*TASK BRIEF*.
Please retype the data in full and exactly; the pictures are not part of the copy.

[Stored items]

########################################

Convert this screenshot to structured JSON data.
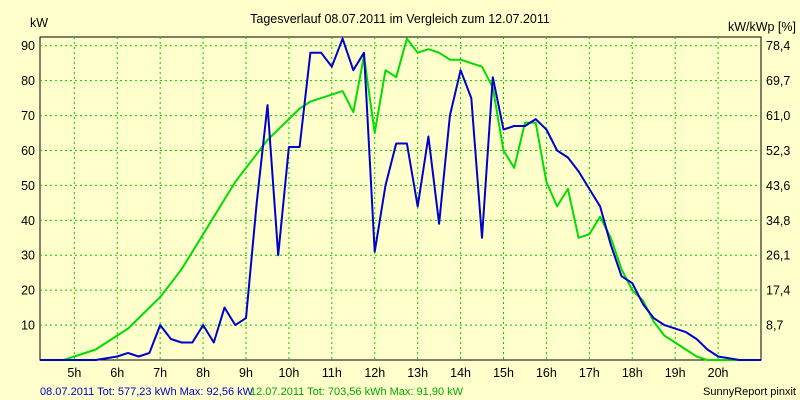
{
  "chart_data": {
    "type": "line",
    "title": "Tagesverlauf 08.07.2011 im Vergleich zum 12.07.2011",
    "ylabel_left": "kW",
    "ylabel_right": "kW/kWp [%]",
    "x_unit": "hour of day",
    "xlim": [
      4.2,
      21.0
    ],
    "ylim": [
      0,
      92.5
    ],
    "grid": true,
    "x_ticks": [
      {
        "value": 5,
        "label": "5h"
      },
      {
        "value": 6,
        "label": "6h"
      },
      {
        "value": 7,
        "label": "7h"
      },
      {
        "value": 8,
        "label": "8h"
      },
      {
        "value": 9,
        "label": "9h"
      },
      {
        "value": 10,
        "label": "10h"
      },
      {
        "value": 11,
        "label": "11h"
      },
      {
        "value": 12,
        "label": "12h"
      },
      {
        "value": 13,
        "label": "13h"
      },
      {
        "value": 14,
        "label": "14h"
      },
      {
        "value": 15,
        "label": "15h"
      },
      {
        "value": 16,
        "label": "16h"
      },
      {
        "value": 17,
        "label": "17h"
      },
      {
        "value": 18,
        "label": "18h"
      },
      {
        "value": 19,
        "label": "19h"
      },
      {
        "value": 20,
        "label": "20h"
      }
    ],
    "y_ticks_left": [
      {
        "value": 10,
        "label": "10"
      },
      {
        "value": 20,
        "label": "20"
      },
      {
        "value": 30,
        "label": "30"
      },
      {
        "value": 40,
        "label": "40"
      },
      {
        "value": 50,
        "label": "50"
      },
      {
        "value": 60,
        "label": "60"
      },
      {
        "value": 70,
        "label": "70"
      },
      {
        "value": 80,
        "label": "80"
      },
      {
        "value": 90,
        "label": "90"
      }
    ],
    "y_ticks_right": [
      {
        "value": 10,
        "label": "8,7"
      },
      {
        "value": 20,
        "label": "17,4"
      },
      {
        "value": 30,
        "label": "26,1"
      },
      {
        "value": 40,
        "label": "34,8"
      },
      {
        "value": 50,
        "label": "43,6"
      },
      {
        "value": 60,
        "label": "52,3"
      },
      {
        "value": 70,
        "label": "61,0"
      },
      {
        "value": 80,
        "label": "69,7"
      },
      {
        "value": 90,
        "label": "78,4"
      }
    ],
    "series": [
      {
        "name": "08.07.2011",
        "color": "#0000cc",
        "x": [
          4.2,
          5.5,
          6.0,
          6.25,
          6.5,
          6.75,
          7.0,
          7.25,
          7.5,
          7.75,
          8.0,
          8.25,
          8.5,
          8.75,
          9.0,
          9.25,
          9.5,
          9.75,
          10.0,
          10.25,
          10.5,
          10.75,
          11.0,
          11.25,
          11.5,
          11.75,
          12.0,
          12.25,
          12.5,
          12.75,
          13.0,
          13.25,
          13.5,
          13.75,
          14.0,
          14.25,
          14.5,
          14.75,
          15.0,
          15.25,
          15.5,
          15.75,
          16.0,
          16.25,
          16.5,
          16.75,
          17.0,
          17.25,
          17.5,
          17.75,
          18.0,
          18.25,
          18.5,
          18.75,
          19.0,
          19.25,
          19.5,
          19.75,
          20.0,
          20.5,
          21.0
        ],
        "values": [
          0,
          0,
          1,
          2,
          1,
          2,
          10,
          6,
          5,
          5,
          10,
          5,
          15,
          10,
          12,
          45,
          73,
          30,
          61,
          61,
          88,
          88,
          84,
          92,
          83,
          88,
          31,
          50,
          62,
          62,
          44,
          64,
          39,
          70,
          83,
          75,
          35,
          81,
          66,
          67,
          67,
          69,
          66,
          60,
          58,
          54,
          49,
          44,
          33,
          24,
          22,
          16,
          12,
          10,
          9,
          8,
          6,
          3,
          1,
          0,
          0
        ]
      },
      {
        "name": "12.07.2011",
        "color": "#00dd00",
        "x": [
          4.2,
          4.75,
          5.0,
          5.25,
          5.5,
          5.75,
          6.0,
          6.25,
          6.5,
          6.75,
          7.0,
          7.25,
          7.5,
          7.75,
          8.0,
          8.25,
          8.5,
          8.75,
          9.0,
          9.25,
          9.5,
          9.75,
          10.0,
          10.25,
          10.5,
          10.75,
          11.0,
          11.25,
          11.5,
          11.75,
          12.0,
          12.25,
          12.5,
          12.75,
          13.0,
          13.25,
          13.5,
          13.75,
          14.0,
          14.25,
          14.5,
          14.75,
          15.0,
          15.25,
          15.5,
          15.75,
          16.0,
          16.25,
          16.5,
          16.75,
          17.0,
          17.25,
          17.5,
          17.75,
          18.0,
          18.25,
          18.5,
          18.75,
          19.0,
          19.25,
          19.5,
          19.75,
          20.0,
          20.25,
          20.5
        ],
        "values": [
          0,
          0,
          1,
          2,
          3,
          5,
          7,
          9,
          12,
          15,
          18,
          22,
          26,
          31,
          36,
          41,
          46,
          51,
          55,
          59,
          63,
          66,
          69,
          72,
          74,
          75,
          76,
          77,
          71,
          87,
          65,
          83,
          81,
          92,
          88,
          89,
          88,
          86,
          86,
          85,
          84,
          78,
          60,
          55,
          68,
          68,
          51,
          44,
          49,
          35,
          36,
          41,
          35,
          26,
          20,
          17,
          11,
          7,
          5,
          3,
          1,
          0,
          0,
          0,
          0
        ]
      }
    ],
    "footer_left": "08.07.2011 Tot: 577,23 kWh Max: 92,56 kW",
    "footer_mid": "12.07.2011 Tot: 703,56 kWh Max: 91,90 kW",
    "footer_right": "SunnyReport pinxit"
  }
}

########################################

*PROBLEM SOLUTION*.
Convert this screenshot to structured JSON data.
{
  "chart_data": {
    "type": "line",
    "title": "Tagesverlauf 08.07.2011 im Vergleich zum 12.07.2011",
    "ylabel_left": "kW",
    "ylabel_right": "kW/kWp [%]",
    "x_unit": "hour of day",
    "xlim": [
      4.2,
      21.0
    ],
    "ylim": [
      0,
      92.5
    ],
    "grid": true,
    "x_ticks": [
      {
        "value": 5,
        "label": "5h"
      },
      {
        "value": 6,
        "label": "6h"
      },
      {
        "value": 7,
        "label": "7h"
      },
      {
        "value": 8,
        "label": "8h"
      },
      {
        "value": 9,
        "label": "9h"
      },
      {
        "value": 10,
        "label": "10h"
      },
      {
        "value": 11,
        "label": "11h"
      },
      {
        "value": 12,
        "label": "12h"
      },
      {
        "value": 13,
        "label": "13h"
      },
      {
        "value": 14,
        "label": "14h"
      },
      {
        "value": 15,
        "label": "15h"
      },
      {
        "value": 16,
        "label": "16h"
      },
      {
        "value": 17,
        "label": "17h"
      },
      {
        "value": 18,
        "label": "18h"
      },
      {
        "value": 19,
        "label": "19h"
      },
      {
        "value": 20,
        "label": "20h"
      }
    ],
    "y_ticks_left": [
      {
        "value": 10,
        "label": "10"
      },
      {
        "value": 20,
        "label": "20"
      },
      {
        "value": 30,
        "label": "30"
      },
      {
        "value": 40,
        "label": "40"
      },
      {
        "value": 50,
        "label": "50"
      },
      {
        "value": 60,
        "label": "60"
      },
      {
        "value": 70,
        "label": "70"
      },
      {
        "value": 80,
        "label": "80"
      },
      {
        "value": 90,
        "label": "90"
      }
    ],
    "y_ticks_right": [
      {
        "value": 10,
        "label": "8,7"
      },
      {
        "value": 20,
        "label": "17,4"
      },
      {
        "value": 30,
        "label": "26,1"
      },
      {
        "value": 40,
        "label": "34,8"
      },
      {
        "value": 50,
        "label": "43,6"
      },
      {
        "value": 60,
        "label": "52,3"
      },
      {
        "value": 70,
        "label": "61,0"
      },
      {
        "value": 80,
        "label": "69,7"
      },
      {
        "value": 90,
        "label": "78,4"
      }
    ],
    "series": [
      {
        "name": "08.07.2011",
        "color": "#0000cc",
        "x": [
          4.2,
          5.5,
          6.0,
          6.25,
          6.5,
          6.75,
          7.0,
          7.25,
          7.5,
          7.75,
          8.0,
          8.25,
          8.5,
          8.75,
          9.0,
          9.25,
          9.5,
          9.75,
          10.0,
          10.25,
          10.5,
          10.75,
          11.0,
          11.25,
          11.5,
          11.75,
          12.0,
          12.25,
          12.5,
          12.75,
          13.0,
          13.25,
          13.5,
          13.75,
          14.0,
          14.25,
          14.5,
          14.75,
          15.0,
          15.25,
          15.5,
          15.75,
          16.0,
          16.25,
          16.5,
          16.75,
          17.0,
          17.25,
          17.5,
          17.75,
          18.0,
          18.25,
          18.5,
          18.75,
          19.0,
          19.25,
          19.5,
          19.75,
          20.0,
          20.5,
          21.0
        ],
        "values": [
          0,
          0,
          1,
          2,
          1,
          2,
          10,
          6,
          5,
          5,
          10,
          5,
          15,
          10,
          12,
          45,
          73,
          30,
          61,
          61,
          88,
          88,
          84,
          92,
          83,
          88,
          31,
          50,
          62,
          62,
          44,
          64,
          39,
          70,
          83,
          75,
          35,
          81,
          66,
          67,
          67,
          69,
          66,
          60,
          58,
          54,
          49,
          44,
          33,
          24,
          22,
          16,
          12,
          10,
          9,
          8,
          6,
          3,
          1,
          0,
          0
        ]
      },
      {
        "name": "12.07.2011",
        "color": "#00dd00",
        "x": [
          4.2,
          4.75,
          5.0,
          5.25,
          5.5,
          5.75,
          6.0,
          6.25,
          6.5,
          6.75,
          7.0,
          7.25,
          7.5,
          7.75,
          8.0,
          8.25,
          8.5,
          8.75,
          9.0,
          9.25,
          9.5,
          9.75,
          10.0,
          10.25,
          10.5,
          10.75,
          11.0,
          11.25,
          11.5,
          11.75,
          12.0,
          12.25,
          12.5,
          12.75,
          13.0,
          13.25,
          13.5,
          13.75,
          14.0,
          14.25,
          14.5,
          14.75,
          15.0,
          15.25,
          15.5,
          15.75,
          16.0,
          16.25,
          16.5,
          16.75,
          17.0,
          17.25,
          17.5,
          17.75,
          18.0,
          18.25,
          18.5,
          18.75,
          19.0,
          19.25,
          19.5,
          19.75,
          20.0,
          20.25,
          20.5
        ],
        "values": [
          0,
          0,
          1,
          2,
          3,
          5,
          7,
          9,
          12,
          15,
          18,
          22,
          26,
          31,
          36,
          41,
          46,
          51,
          55,
          59,
          63,
          66,
          69,
          72,
          74,
          75,
          76,
          77,
          71,
          87,
          65,
          83,
          81,
          92,
          88,
          89,
          88,
          86,
          86,
          85,
          84,
          78,
          60,
          55,
          68,
          68,
          51,
          44,
          49,
          35,
          36,
          41,
          35,
          26,
          20,
          17,
          11,
          7,
          5,
          3,
          1,
          0,
          0,
          0,
          0
        ]
      }
    ],
    "footer_left": "08.07.2011 Tot: 577,23 kWh Max: 92,56 kW",
    "footer_mid": "12.07.2011 Tot: 703,56 kWh Max: 91,90 kW",
    "footer_right": "SunnyReport pinxit"
  }
}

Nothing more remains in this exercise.